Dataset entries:
-.-.-

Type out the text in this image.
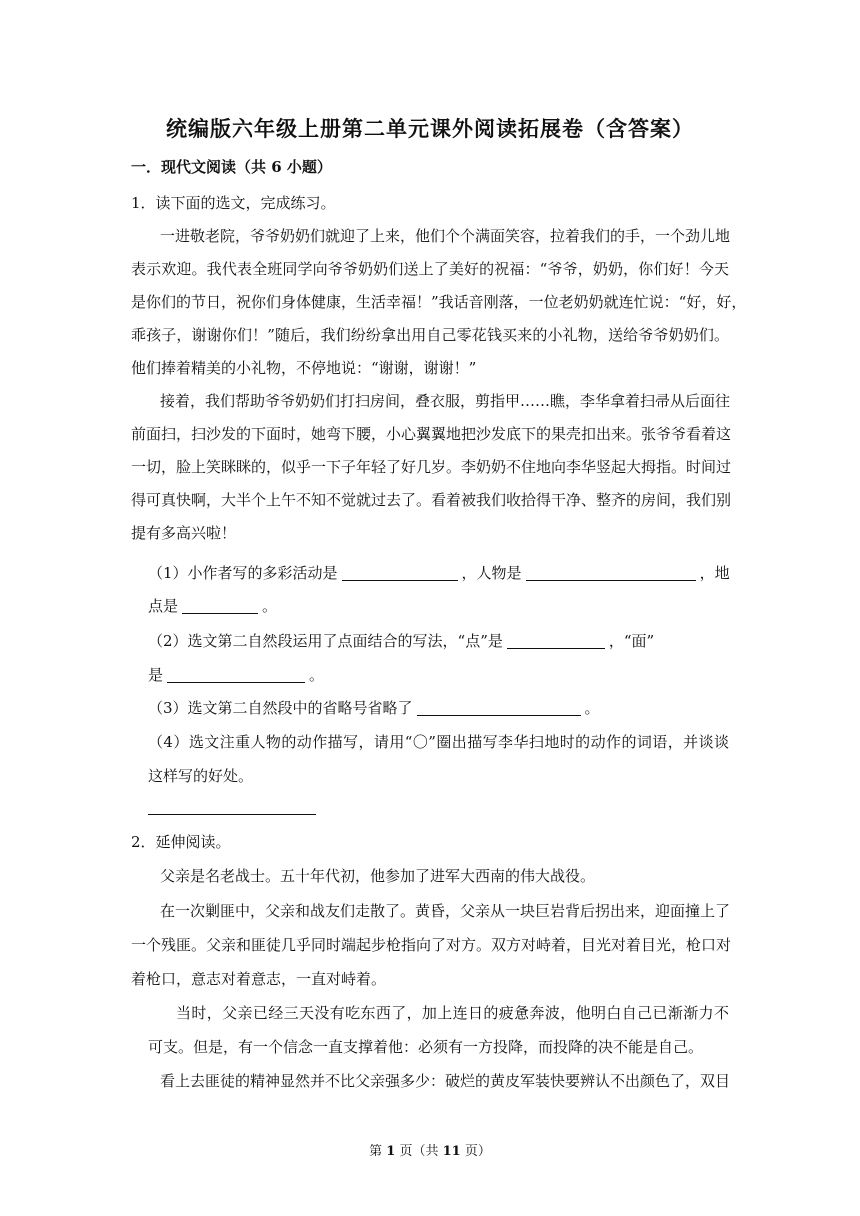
统编版六年级上册第二单元课外阅读拓展卷（含答案）
一．现代文阅读（共 6 小题）
1．读下面的选文，完成练习。
一进敬老院，爷爷奶奶们就迎了上来，他们个个满面笑容，拉着我们的手，一个劲儿地
表示欢迎。我代表全班同学向爷爷奶奶们送上了美好的祝福：“爷爷，奶奶，你们好！今天
是你们的节日，祝你们身体健康，生活幸福！”我话音刚落，一位老奶奶就连忙说：“好，好，
乖孩子，谢谢你们！”随后，我们纷纷拿出用自己零花钱买来的小礼物，送给爷爷奶奶们。
他们捧着精美的小礼物，不停地说：“谢谢，谢谢！”
接着，我们帮助爷爷奶奶们打扫房间，叠衣服，剪指甲……瞧，李华拿着扫帚从后面往
前面扫，扫沙发的下面时，她弯下腰，小心翼翼地把沙发底下的果壳扣出来。张爷爷看着这
一切，脸上笑眯眯的，似乎一下子年轻了好几岁。李奶奶不住地向李华竖起大拇指。时间过
得可真快啊，大半个上午不知不觉就过去了。看着被我们收拾得干净、整齐的房间，我们别
提有多高兴啦！
（1）小作者写的多彩活动是	，人物是	，地
点是	。
（2）选文第二自然段运用了点面结合的写法，“点”是	，“面”
是	。
（3）选文第二自然段中的省略号省略了	。
（4）选文注重人物的动作描写，请用“〇”圈出描写李华扫地时的动作的词语，并谈谈
这样写的好处。
2．延伸阅读。
父亲是名老战士。五十年代初，他参加了进军大西南的伟大战役。
在一次剿匪中，父亲和战友们走散了。黄昏，父亲从一块巨岩背后拐出来，迎面撞上了
一个残匪。父亲和匪徒几乎同时端起步枪指向了对方。双方对峙着，目光对着目光，枪口对
着枪口，意志对着意志，一直对峙着。
当时，父亲已经三天没有吃东西了，加上连日的疲惫奔波，他明白自己已渐渐力不
可支。但是，有一个信念一直支撑着他：必须有一方投降，而投降的决不能是自己。
看上去匪徒的精神显然并不比父亲强多少：破烂的黄皮军装快要辨认不出颜色了，双目
第 1 页（共 11 页）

-.-.-

▶ **CHALLENGE**
Reproduce all of the data exactly, omitting each picture it holds.

▶ **ANSWER**
Type out the text in this image.
统编版六年级上册第二单元课外阅读拓展卷（含答案）
一．现代文阅读（共 6 小题）
1．读下面的选文，完成练习。
一进敬老院，爷爷奶奶们就迎了上来，他们个个满面笑容，拉着我们的手，一个劲儿地
表示欢迎。我代表全班同学向爷爷奶奶们送上了美好的祝福：“爷爷，奶奶，你们好！今天
是你们的节日，祝你们身体健康，生活幸福！”我话音刚落，一位老奶奶就连忙说：“好，好，
乖孩子，谢谢你们！”随后，我们纷纷拿出用自己零花钱买来的小礼物，送给爷爷奶奶们。
他们捧着精美的小礼物，不停地说：“谢谢，谢谢！”
接着，我们帮助爷爷奶奶们打扫房间，叠衣服，剪指甲……瞧，李华拿着扫帚从后面往
前面扫，扫沙发的下面时，她弯下腰，小心翼翼地把沙发底下的果壳扣出来。张爷爷看着这
一切，脸上笑眯眯的，似乎一下子年轻了好几岁。李奶奶不住地向李华竖起大拇指。时间过
得可真快啊，大半个上午不知不觉就过去了。看着被我们收拾得干净、整齐的房间，我们别
提有多高兴啦！
（1）小作者写的多彩活动是	，人物是	，地
点是	。
（2）选文第二自然段运用了点面结合的写法，“点”是	，“面”
是	。
（3）选文第二自然段中的省略号省略了	。
（4）选文注重人物的动作描写，请用“〇”圈出描写李华扫地时的动作的词语，并谈谈
这样写的好处。
2．延伸阅读。
父亲是名老战士。五十年代初，他参加了进军大西南的伟大战役。
在一次剿匪中，父亲和战友们走散了。黄昏，父亲从一块巨岩背后拐出来，迎面撞上了
一个残匪。父亲和匪徒几乎同时端起步枪指向了对方。双方对峙着，目光对着目光，枪口对
着枪口，意志对着意志，一直对峙着。
当时，父亲已经三天没有吃东西了，加上连日的疲惫奔波，他明白自己已渐渐力不
可支。但是，有一个信念一直支撑着他：必须有一方投降，而投降的决不能是自己。
看上去匪徒的精神显然并不比父亲强多少：破烂的黄皮军装快要辨认不出颜色了，双目
第 1 页（共 11 页）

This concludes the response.